AIM: Count the lines below that contain "tons". Give only the number.

LISTING:
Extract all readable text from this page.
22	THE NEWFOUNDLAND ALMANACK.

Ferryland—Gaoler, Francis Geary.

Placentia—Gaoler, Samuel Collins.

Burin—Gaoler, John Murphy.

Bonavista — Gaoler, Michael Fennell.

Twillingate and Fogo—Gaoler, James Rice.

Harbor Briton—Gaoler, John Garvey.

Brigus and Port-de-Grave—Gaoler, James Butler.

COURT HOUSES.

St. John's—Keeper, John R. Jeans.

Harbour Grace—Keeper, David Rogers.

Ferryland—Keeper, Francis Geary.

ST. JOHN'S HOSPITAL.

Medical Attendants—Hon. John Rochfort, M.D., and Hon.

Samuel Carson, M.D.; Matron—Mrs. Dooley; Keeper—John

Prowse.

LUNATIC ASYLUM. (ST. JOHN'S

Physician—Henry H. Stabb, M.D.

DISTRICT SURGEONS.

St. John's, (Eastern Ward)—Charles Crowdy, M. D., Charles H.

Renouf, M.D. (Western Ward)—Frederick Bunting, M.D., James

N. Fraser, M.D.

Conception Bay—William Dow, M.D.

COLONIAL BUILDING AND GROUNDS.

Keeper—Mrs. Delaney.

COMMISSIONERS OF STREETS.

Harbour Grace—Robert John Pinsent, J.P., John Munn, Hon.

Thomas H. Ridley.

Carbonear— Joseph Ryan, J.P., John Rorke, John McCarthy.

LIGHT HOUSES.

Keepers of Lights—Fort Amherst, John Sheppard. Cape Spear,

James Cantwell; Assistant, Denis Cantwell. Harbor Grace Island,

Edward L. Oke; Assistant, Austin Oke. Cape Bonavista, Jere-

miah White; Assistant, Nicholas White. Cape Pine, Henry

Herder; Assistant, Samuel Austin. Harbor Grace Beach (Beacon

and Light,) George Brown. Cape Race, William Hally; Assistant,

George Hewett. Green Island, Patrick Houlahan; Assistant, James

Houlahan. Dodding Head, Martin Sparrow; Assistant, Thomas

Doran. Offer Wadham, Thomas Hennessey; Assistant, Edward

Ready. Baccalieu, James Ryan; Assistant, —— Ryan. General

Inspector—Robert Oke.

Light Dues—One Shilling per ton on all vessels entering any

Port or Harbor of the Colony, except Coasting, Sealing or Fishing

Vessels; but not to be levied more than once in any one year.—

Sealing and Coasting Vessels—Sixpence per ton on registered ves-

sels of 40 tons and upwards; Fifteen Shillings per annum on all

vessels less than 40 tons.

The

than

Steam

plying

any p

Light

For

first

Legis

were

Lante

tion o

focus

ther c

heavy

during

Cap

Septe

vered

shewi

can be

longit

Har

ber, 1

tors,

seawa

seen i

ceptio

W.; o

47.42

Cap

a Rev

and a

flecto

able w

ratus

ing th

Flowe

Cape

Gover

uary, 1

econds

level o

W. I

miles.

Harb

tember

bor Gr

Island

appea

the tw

EXERCISE ANSWER: 2